TASK DATA
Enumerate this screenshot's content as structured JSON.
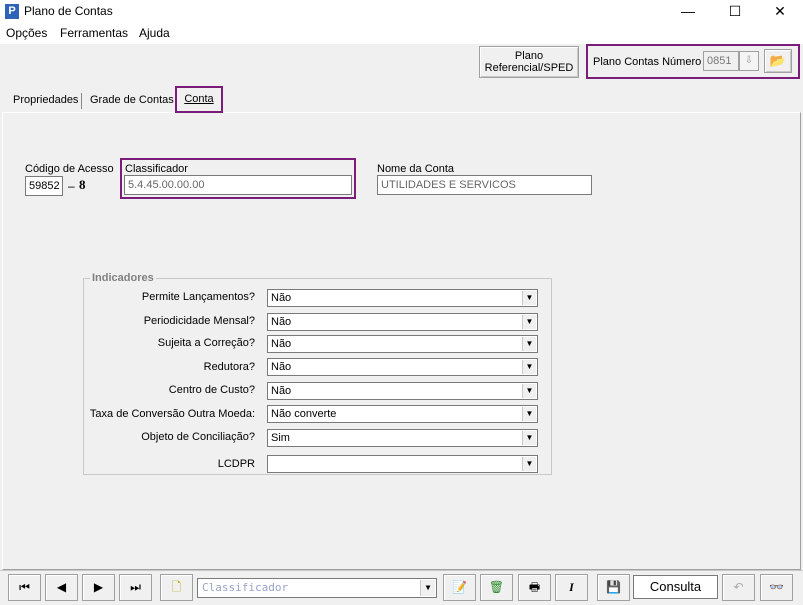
{
  "window": {
    "title": "Plano de Contas",
    "minimize": "—",
    "maximize": "☐",
    "close": "✕",
    "icon_letter": "P"
  },
  "menu": {
    "items": [
      "Opções",
      "Ferramentas",
      "Ajuda"
    ]
  },
  "header": {
    "ref_button_line1": "Plano",
    "ref_button_line2": "Referencial/SPED",
    "plano_label": "Plano Contas Número",
    "plano_value": "0851"
  },
  "tabs": [
    {
      "label": "Propriedades"
    },
    {
      "label": "Grade de Contas"
    },
    {
      "label": "Conta"
    }
  ],
  "form": {
    "codigo_label": "Código de Acesso",
    "codigo_value": "59852",
    "codigo_dash": "–",
    "codigo_digit": "8",
    "classificador_label": "Classificador",
    "classificador_value": "5.4.45.00.00.00",
    "nome_label": "Nome da Conta",
    "nome_value": "UTILIDADES E SERVICOS"
  },
  "indicadores": {
    "title": "Indicadores",
    "rows": [
      {
        "label": "Permite Lançamentos?",
        "value": "Não"
      },
      {
        "label": "Periodicidade Mensal?",
        "value": "Não"
      },
      {
        "label": "Sujeita a Correção?",
        "value": "Não"
      },
      {
        "label": "Redutora?",
        "value": "Não"
      },
      {
        "label": "Centro de Custo?",
        "value": "Não"
      },
      {
        "label": "Taxa de Conversão Outra Moeda:",
        "value": "Não converte"
      },
      {
        "label": "Objeto de Conciliação?",
        "value": "Sim"
      },
      {
        "label": "LCDPR",
        "value": ""
      }
    ]
  },
  "toolbar": {
    "search_placeholder": "Classificador",
    "status": "Consulta"
  },
  "colors": {
    "highlight": "#7a1c7a",
    "app_icon": "#2e63b8"
  }
}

TASK STATEMENT
Omit pictures; set down the rest of the material word for word.

SOLUTION
Enumerate this screenshot's content as structured JSON.
{
  "window": {
    "title": "Plano de Contas",
    "minimize": "—",
    "maximize": "☐",
    "close": "✕",
    "icon_letter": "P"
  },
  "menu": {
    "items": [
      "Opções",
      "Ferramentas",
      "Ajuda"
    ]
  },
  "header": {
    "ref_button_line1": "Plano",
    "ref_button_line2": "Referencial/SPED",
    "plano_label": "Plano Contas Número",
    "plano_value": "0851"
  },
  "tabs": [
    {
      "label": "Propriedades"
    },
    {
      "label": "Grade de Contas"
    },
    {
      "label": "Conta"
    }
  ],
  "form": {
    "codigo_label": "Código de Acesso",
    "codigo_value": "59852",
    "codigo_dash": "–",
    "codigo_digit": "8",
    "classificador_label": "Classificador",
    "classificador_value": "5.4.45.00.00.00",
    "nome_label": "Nome da Conta",
    "nome_value": "UTILIDADES E SERVICOS"
  },
  "indicadores": {
    "title": "Indicadores",
    "rows": [
      {
        "label": "Permite Lançamentos?",
        "value": "Não"
      },
      {
        "label": "Periodicidade Mensal?",
        "value": "Não"
      },
      {
        "label": "Sujeita a Correção?",
        "value": "Não"
      },
      {
        "label": "Redutora?",
        "value": "Não"
      },
      {
        "label": "Centro de Custo?",
        "value": "Não"
      },
      {
        "label": "Taxa de Conversão Outra Moeda:",
        "value": "Não converte"
      },
      {
        "label": "Objeto de Conciliação?",
        "value": "Sim"
      },
      {
        "label": "LCDPR",
        "value": ""
      }
    ]
  },
  "toolbar": {
    "search_placeholder": "Classificador",
    "status": "Consulta"
  },
  "colors": {
    "highlight": "#7a1c7a",
    "app_icon": "#2e63b8"
  }
}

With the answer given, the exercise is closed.